(Element location listings)
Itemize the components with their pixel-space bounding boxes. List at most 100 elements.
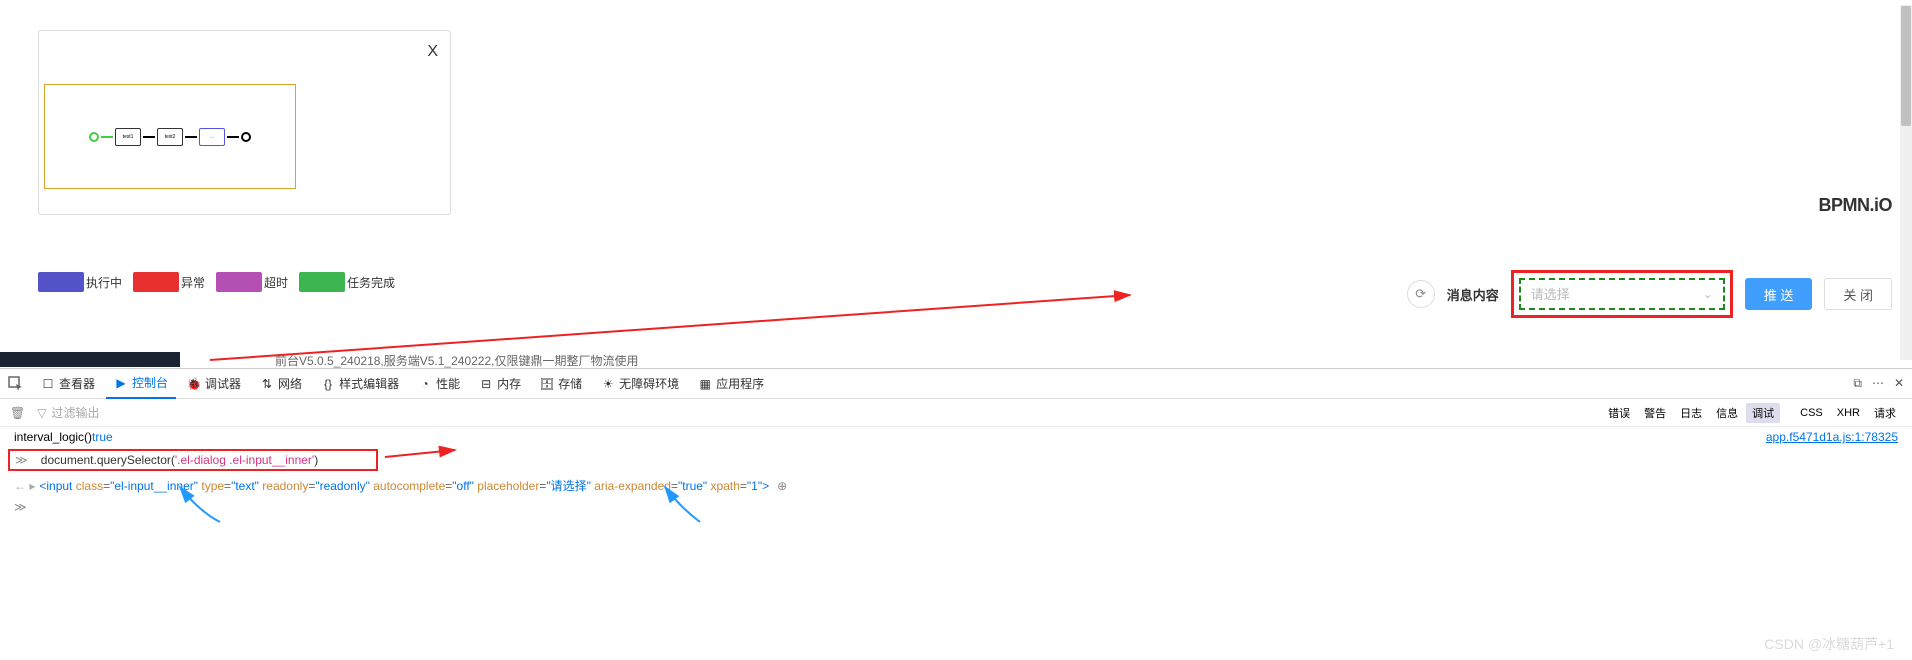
legend-label: 超时 bbox=[264, 274, 288, 291]
close-icon[interactable]: X bbox=[427, 43, 438, 61]
status-legend: 执行中 异常 超时 任务完成 bbox=[38, 272, 406, 292]
tab-memory[interactable]: ⊟ 内存 bbox=[471, 369, 529, 399]
command-argument: '.el-dialog .el-input__inner' bbox=[175, 453, 314, 467]
tab-network[interactable]: ⇅网络 bbox=[252, 369, 310, 399]
console-filter-bar: 🗑 ▽ 过滤输出 错误 警告 日志 信息 调试 CSS XHR 请求 bbox=[0, 399, 1912, 427]
tab-label: 存储 bbox=[558, 375, 582, 392]
message-select-input[interactable] bbox=[1531, 287, 1691, 302]
message-form-row: ⟳ 消息内容 ⌄ 推 送 关 闭 bbox=[1407, 270, 1892, 318]
tab-style[interactable]: {} 样式编辑器 bbox=[313, 369, 407, 399]
scrollbar-thumb[interactable] bbox=[1901, 6, 1911, 126]
console-icon: ▶ bbox=[114, 376, 128, 390]
legend-swatch-executing bbox=[38, 272, 84, 292]
tab-performance[interactable]: ◔ 性能 bbox=[410, 369, 468, 399]
sequence-flow-line bbox=[101, 136, 113, 138]
tab-a11y[interactable]: ☀ 无障碍环境 bbox=[593, 369, 687, 399]
task-node: test2 bbox=[157, 128, 183, 146]
debugger-icon: 🐞 bbox=[187, 377, 201, 391]
source-link[interactable]: app.f5471d1a.js:1:78325 bbox=[1766, 430, 1898, 444]
a11y-icon: ☀ bbox=[601, 377, 615, 391]
version-text: 前台V5.0.5_240218,服务端V5.1_240222,仅限键鼎一期整厂物… bbox=[275, 352, 638, 369]
tab-inspector[interactable]: ☐ 查看器 bbox=[33, 369, 103, 399]
close-button[interactable]: 关 闭 bbox=[1824, 278, 1892, 310]
result-arrow-icon: ← ▸ bbox=[14, 479, 35, 493]
result-html[interactable]: <input class="el-input__inner" type="tex… bbox=[39, 477, 769, 494]
legend-swatch-abnormal bbox=[133, 272, 179, 292]
legend-label: 任务完成 bbox=[347, 274, 395, 291]
storage-icon: 🗄 bbox=[540, 377, 554, 391]
legend-swatch-done bbox=[299, 272, 345, 292]
console-prompt-icon: ≫ bbox=[15, 453, 28, 467]
chevron-down-icon: ⌄ bbox=[1703, 287, 1713, 301]
refresh-button[interactable]: ⟳ bbox=[1407, 280, 1435, 308]
app-icon: ▦ bbox=[698, 377, 712, 391]
filter-placeholder: 过滤输出 bbox=[51, 404, 99, 421]
tab-console[interactable]: ▶ 控制台 bbox=[106, 369, 176, 399]
element-picker-icon[interactable] bbox=[8, 376, 24, 392]
sequence-flow-line bbox=[143, 136, 155, 138]
tab-label: 应用程序 bbox=[716, 375, 764, 392]
browser-devtools: ☐ 查看器 ▶ 控制台 🐞 调试器 ⇅网络 {} 样式编辑器 ◔ 性能 ⊟ 内存 🗄 存储 ☀… bbox=[0, 368, 1912, 660]
csdn-watermark: CSDN @冰糖葫芦+1 bbox=[1764, 634, 1894, 654]
funnel-icon: ▽ bbox=[37, 406, 46, 420]
console-input-line[interactable]: ≫ bbox=[0, 498, 1912, 516]
start-event-icon bbox=[89, 132, 99, 142]
sequence-flow-line bbox=[227, 136, 239, 138]
tab-label: 调试器 bbox=[205, 375, 241, 392]
clear-console-icon[interactable]: 🗑 bbox=[10, 406, 25, 420]
tab-storage[interactable]: 🗄 存储 bbox=[532, 369, 590, 399]
style-icon: {} bbox=[321, 377, 335, 391]
tab-label: 控制台 bbox=[132, 374, 168, 391]
tab-debugger[interactable]: 🐞 调试器 bbox=[179, 369, 249, 399]
network-icon: ⇅ bbox=[260, 377, 274, 391]
memory-icon: ⊟ bbox=[479, 377, 493, 391]
tab-label: 查看器 bbox=[59, 375, 95, 392]
push-button[interactable]: 推 送 bbox=[1745, 278, 1813, 310]
devtools-tabs: ☐ 查看器 ▶ 控制台 🐞 调试器 ⇅网络 {} 样式编辑器 ◔ 性能 ⊟ 内存 🗄 存储 ☀… bbox=[0, 369, 1912, 399]
tab-label: 内存 bbox=[497, 375, 521, 392]
tab-app[interactable]: ▦ 应用程序 bbox=[690, 369, 772, 399]
filter-log[interactable]: 日志 bbox=[1674, 403, 1708, 423]
tab-label: 样式编辑器 bbox=[339, 375, 399, 392]
task-node-active: ... bbox=[199, 128, 225, 146]
dock-side-icon[interactable]: ⧉ bbox=[1853, 376, 1862, 391]
bpmn-diagram[interactable]: test1 test2 ... bbox=[44, 84, 296, 189]
vertical-scrollbar[interactable] bbox=[1900, 5, 1912, 360]
end-event-icon bbox=[241, 132, 251, 142]
filter-error[interactable]: 错误 bbox=[1602, 403, 1636, 423]
legend-swatch-timeout bbox=[216, 272, 262, 292]
legend-label: 异常 bbox=[181, 274, 205, 291]
more-icon[interactable]: ⋯ bbox=[1872, 376, 1884, 391]
filter-output-input[interactable]: ▽ 过滤输出 bbox=[37, 404, 99, 421]
tab-label: 无障碍环境 bbox=[619, 375, 679, 392]
log-value: true bbox=[92, 430, 113, 444]
log-text: interval_logic() bbox=[14, 430, 92, 444]
task-node: test1 bbox=[115, 128, 141, 146]
performance-icon: ◔ bbox=[418, 377, 432, 391]
sequence-flow-line bbox=[185, 136, 197, 138]
console-log-line: interval_logic() true app.f5471d1a.js:1:… bbox=[0, 427, 1912, 447]
legend-label: 执行中 bbox=[86, 274, 122, 291]
bpmn-io-logo: BPMN.iO bbox=[1818, 195, 1892, 216]
annotation-red-frame: ⌄ bbox=[1511, 270, 1733, 318]
annotation-red-frame-command: ≫ document.querySelector('.el-dialog .el… bbox=[8, 449, 378, 471]
filter-debug[interactable]: 调试 bbox=[1746, 403, 1780, 423]
tab-label: 性能 bbox=[436, 375, 460, 392]
inspector-icon: ☐ bbox=[41, 377, 55, 391]
filter-css[interactable]: CSS bbox=[1794, 405, 1829, 421]
filter-warn[interactable]: 警告 bbox=[1638, 403, 1672, 423]
refresh-icon: ⟳ bbox=[1415, 286, 1426, 302]
filter-xhr[interactable]: XHR bbox=[1831, 405, 1866, 421]
app-content: X test1 test2 ... BPMN.iO 执行中 异常 超时 任务完成 bbox=[0, 0, 1912, 365]
command-method: document.querySelector bbox=[41, 453, 171, 467]
filter-req[interactable]: 请求 bbox=[1868, 403, 1902, 423]
message-select[interactable]: ⌄ bbox=[1519, 278, 1725, 310]
message-content-label: 消息内容 bbox=[1447, 285, 1499, 304]
sidebar-fragment bbox=[0, 352, 180, 367]
flow-container: test1 test2 ... bbox=[89, 128, 251, 146]
close-devtools-icon[interactable]: ✕ bbox=[1894, 376, 1904, 391]
console-result-line: ← ▸ <input class="el-input__inner" type=… bbox=[0, 473, 1912, 498]
bpmn-dialog: X test1 test2 ... bbox=[38, 30, 451, 215]
target-icon[interactable]: ⊕ bbox=[777, 479, 787, 493]
filter-info[interactable]: 信息 bbox=[1710, 403, 1744, 423]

_Task to carry out_: Can you return every entry above word for word, leaving out the pictures?

_Final answer_:
Itemize the components with their pixel-space bounding boxes. List at most 100 elements.
legend-label: 超时 bbox=[264, 274, 288, 291]
close-icon[interactable]: X bbox=[427, 43, 438, 61]
status-legend: 执行中 异常 超时 任务完成 bbox=[38, 272, 406, 292]
tab-memory[interactable]: ⊟ 内存 bbox=[471, 369, 529, 399]
command-argument: '.el-dialog .el-input__inner' bbox=[175, 453, 314, 467]
tab-network[interactable]: ⇅网络 bbox=[252, 369, 310, 399]
console-filter-bar: 🗑 ▽ 过滤输出 错误 警告 日志 信息 调试 CSS XHR 请求 bbox=[0, 399, 1912, 427]
tab-label: 存储 bbox=[558, 375, 582, 392]
message-select-input[interactable] bbox=[1531, 287, 1691, 302]
message-form-row: ⟳ 消息内容 ⌄ 推 送 关 闭 bbox=[1407, 270, 1892, 318]
tab-style[interactable]: {} 样式编辑器 bbox=[313, 369, 407, 399]
scrollbar-thumb[interactable] bbox=[1901, 6, 1911, 126]
console-icon: ▶ bbox=[114, 376, 128, 390]
legend-swatch-executing bbox=[38, 272, 84, 292]
tab-performance[interactable]: ◔ 性能 bbox=[410, 369, 468, 399]
sequence-flow-line bbox=[101, 136, 113, 138]
tab-a11y[interactable]: ☀ 无障碍环境 bbox=[593, 369, 687, 399]
task-node: test2 bbox=[157, 128, 183, 146]
debugger-icon: 🐞 bbox=[187, 377, 201, 391]
source-link[interactable]: app.f5471d1a.js:1:78325 bbox=[1766, 430, 1898, 444]
a11y-icon: ☀ bbox=[601, 377, 615, 391]
version-text: 前台V5.0.5_240218,服务端V5.1_240222,仅限键鼎一期整厂物… bbox=[275, 352, 638, 369]
tab-inspector[interactable]: ☐ 查看器 bbox=[33, 369, 103, 399]
close-button[interactable]: 关 闭 bbox=[1824, 278, 1892, 310]
result-arrow-icon: ← ▸ bbox=[14, 479, 35, 493]
result-html[interactable]: <input class="el-input__inner" type="tex… bbox=[39, 477, 769, 494]
legend-swatch-abnormal bbox=[133, 272, 179, 292]
legend-label: 任务完成 bbox=[347, 274, 395, 291]
storage-icon: 🗄 bbox=[540, 377, 554, 391]
legend-swatch-done bbox=[299, 272, 345, 292]
console-prompt-icon: ≫ bbox=[15, 453, 28, 467]
chevron-down-icon: ⌄ bbox=[1703, 287, 1713, 301]
refresh-button[interactable]: ⟳ bbox=[1407, 280, 1435, 308]
app-icon: ▦ bbox=[698, 377, 712, 391]
filter-placeholder: 过滤输出 bbox=[51, 404, 99, 421]
tab-console[interactable]: ▶ 控制台 bbox=[106, 369, 176, 399]
element-picker-icon[interactable] bbox=[8, 376, 24, 392]
sequence-flow-line bbox=[143, 136, 155, 138]
tab-label: 应用程序 bbox=[716, 375, 764, 392]
browser-devtools: ☐ 查看器 ▶ 控制台 🐞 调试器 ⇅网络 {} 样式编辑器 ◔ 性能 ⊟ 内存 🗄 存储 ☀… bbox=[0, 368, 1912, 660]
csdn-watermark: CSDN @冰糖葫芦+1 bbox=[1764, 634, 1894, 654]
funnel-icon: ▽ bbox=[37, 406, 46, 420]
console-input-line[interactable]: ≫ bbox=[0, 498, 1912, 516]
start-event-icon bbox=[89, 132, 99, 142]
sequence-flow-line bbox=[227, 136, 239, 138]
tab-label: 调试器 bbox=[205, 375, 241, 392]
clear-console-icon[interactable]: 🗑 bbox=[10, 406, 25, 420]
tab-storage[interactable]: 🗄 存储 bbox=[532, 369, 590, 399]
style-icon: {} bbox=[321, 377, 335, 391]
tab-label: 控制台 bbox=[132, 374, 168, 391]
tab-debugger[interactable]: 🐞 调试器 bbox=[179, 369, 249, 399]
network-icon: ⇅ bbox=[260, 377, 274, 391]
memory-icon: ⊟ bbox=[479, 377, 493, 391]
tab-label: 查看器 bbox=[59, 375, 95, 392]
push-button[interactable]: 推 送 bbox=[1745, 278, 1813, 310]
devtools-tabs: ☐ 查看器 ▶ 控制台 🐞 调试器 ⇅网络 {} 样式编辑器 ◔ 性能 ⊟ 内存 🗄 存储 ☀… bbox=[0, 369, 1912, 399]
tab-label: 内存 bbox=[497, 375, 521, 392]
tab-app[interactable]: ▦ 应用程序 bbox=[690, 369, 772, 399]
filter-log[interactable]: 日志 bbox=[1674, 403, 1708, 423]
tab-label: 样式编辑器 bbox=[339, 375, 399, 392]
task-node-active: ... bbox=[199, 128, 225, 146]
dock-side-icon[interactable]: ⧉ bbox=[1853, 376, 1862, 391]
bpmn-diagram[interactable]: test1 test2 ... bbox=[44, 84, 296, 189]
vertical-scrollbar[interactable] bbox=[1900, 5, 1912, 360]
end-event-icon bbox=[241, 132, 251, 142]
filter-error[interactable]: 错误 bbox=[1602, 403, 1636, 423]
legend-swatch-timeout bbox=[216, 272, 262, 292]
legend-label: 异常 bbox=[181, 274, 205, 291]
more-icon[interactable]: ⋯ bbox=[1872, 376, 1884, 391]
filter-output-input[interactable]: ▽ 过滤输出 bbox=[37, 404, 99, 421]
tab-label: 无障碍环境 bbox=[619, 375, 679, 392]
log-value: true bbox=[92, 430, 113, 444]
log-text: interval_logic() bbox=[14, 430, 92, 444]
task-node: test1 bbox=[115, 128, 141, 146]
performance-icon: ◔ bbox=[418, 377, 432, 391]
sequence-flow-line bbox=[185, 136, 197, 138]
console-log-line: interval_logic() true app.f5471d1a.js:1:… bbox=[0, 427, 1912, 447]
legend-label: 执行中 bbox=[86, 274, 122, 291]
bpmn-io-logo: BPMN.iO bbox=[1818, 195, 1892, 216]
annotation-red-frame: ⌄ bbox=[1511, 270, 1733, 318]
annotation-red-frame-command: ≫ document.querySelector('.el-dialog .el… bbox=[8, 449, 378, 471]
filter-debug[interactable]: 调试 bbox=[1746, 403, 1780, 423]
tab-label: 性能 bbox=[436, 375, 460, 392]
inspector-icon: ☐ bbox=[41, 377, 55, 391]
filter-css[interactable]: CSS bbox=[1794, 405, 1829, 421]
filter-warn[interactable]: 警告 bbox=[1638, 403, 1672, 423]
refresh-icon: ⟳ bbox=[1415, 286, 1426, 302]
filter-xhr[interactable]: XHR bbox=[1831, 405, 1866, 421]
app-content: X test1 test2 ... BPMN.iO 执行中 异常 超时 任务完成 bbox=[0, 0, 1912, 365]
command-method: document.querySelector bbox=[41, 453, 171, 467]
filter-req[interactable]: 请求 bbox=[1868, 403, 1902, 423]
message-select[interactable]: ⌄ bbox=[1519, 278, 1725, 310]
message-content-label: 消息内容 bbox=[1447, 285, 1499, 304]
sidebar-fragment bbox=[0, 352, 180, 367]
flow-container: test1 test2 ... bbox=[89, 128, 251, 146]
close-devtools-icon[interactable]: ✕ bbox=[1894, 376, 1904, 391]
console-result-line: ← ▸ <input class="el-input__inner" type=… bbox=[0, 473, 1912, 498]
bpmn-dialog: X test1 test2 ... bbox=[38, 30, 451, 215]
target-icon[interactable]: ⊕ bbox=[777, 479, 787, 493]
filter-info[interactable]: 信息 bbox=[1710, 403, 1744, 423]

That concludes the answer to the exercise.